## Start

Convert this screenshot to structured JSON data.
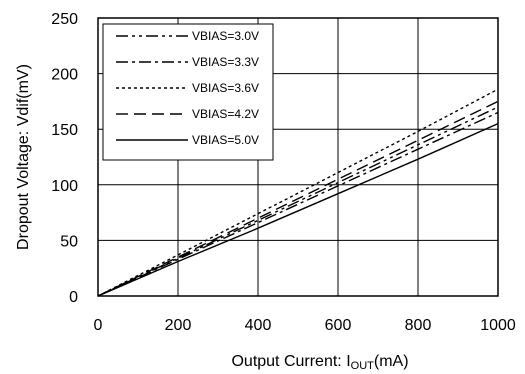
{
  "chart_data": {
    "type": "line",
    "xlabel_main": "Output Current: I",
    "xlabel_sub": "OUT",
    "xlabel_unit": "(mA)",
    "ylabel": "Dropout Voltage: Vdif(mV)",
    "xlim": [
      0,
      1000
    ],
    "ylim": [
      0,
      250
    ],
    "x_ticks": [
      "0",
      "200",
      "400",
      "600",
      "800",
      "1000"
    ],
    "y_ticks": [
      "0",
      "50",
      "100",
      "150",
      "200",
      "250"
    ],
    "grid": true,
    "legend_placement": "top-left",
    "series": [
      {
        "name": "VBIAS=3.0V",
        "dash": "12,4,3,4,3,4",
        "x": [
          0,
          200,
          400,
          600,
          800,
          1000
        ],
        "y": [
          0,
          34,
          68,
          102,
          136,
          170
        ]
      },
      {
        "name": "VBIAS=3.3V",
        "dash": "12,4,3,4",
        "x": [
          0,
          200,
          400,
          600,
          800,
          1000
        ],
        "y": [
          0,
          33,
          66,
          99,
          132,
          165
        ]
      },
      {
        "name": "VBIAS=3.6V",
        "dash": "3,3",
        "x": [
          0,
          200,
          400,
          600,
          800,
          1000
        ],
        "y": [
          0,
          37,
          74,
          111,
          148,
          186
        ]
      },
      {
        "name": "VBIAS=4.2V",
        "dash": "12,6",
        "x": [
          0,
          200,
          400,
          600,
          800,
          1000
        ],
        "y": [
          0,
          35,
          70,
          105,
          140,
          175
        ]
      },
      {
        "name": "VBIAS=5.0V",
        "dash": "",
        "x": [
          0,
          200,
          400,
          600,
          800,
          1000
        ],
        "y": [
          0,
          31,
          61,
          92,
          123,
          155
        ]
      }
    ]
  }
}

## End

- [Exercise goal]: Copy the material above exactly and drop the pictures.

- [Written solution]:
Convert this screenshot to structured JSON data.
{
  "chart_data": {
    "type": "line",
    "xlabel_main": "Output Current: I",
    "xlabel_sub": "OUT",
    "xlabel_unit": "(mA)",
    "ylabel": "Dropout Voltage: Vdif(mV)",
    "xlim": [
      0,
      1000
    ],
    "ylim": [
      0,
      250
    ],
    "x_ticks": [
      "0",
      "200",
      "400",
      "600",
      "800",
      "1000"
    ],
    "y_ticks": [
      "0",
      "50",
      "100",
      "150",
      "200",
      "250"
    ],
    "grid": true,
    "legend_placement": "top-left",
    "series": [
      {
        "name": "VBIAS=3.0V",
        "dash": "12,4,3,4,3,4",
        "x": [
          0,
          200,
          400,
          600,
          800,
          1000
        ],
        "y": [
          0,
          34,
          68,
          102,
          136,
          170
        ]
      },
      {
        "name": "VBIAS=3.3V",
        "dash": "12,4,3,4",
        "x": [
          0,
          200,
          400,
          600,
          800,
          1000
        ],
        "y": [
          0,
          33,
          66,
          99,
          132,
          165
        ]
      },
      {
        "name": "VBIAS=3.6V",
        "dash": "3,3",
        "x": [
          0,
          200,
          400,
          600,
          800,
          1000
        ],
        "y": [
          0,
          37,
          74,
          111,
          148,
          186
        ]
      },
      {
        "name": "VBIAS=4.2V",
        "dash": "12,6",
        "x": [
          0,
          200,
          400,
          600,
          800,
          1000
        ],
        "y": [
          0,
          35,
          70,
          105,
          140,
          175
        ]
      },
      {
        "name": "VBIAS=5.0V",
        "dash": "",
        "x": [
          0,
          200,
          400,
          600,
          800,
          1000
        ],
        "y": [
          0,
          31,
          61,
          92,
          123,
          155
        ]
      }
    ]
  }
}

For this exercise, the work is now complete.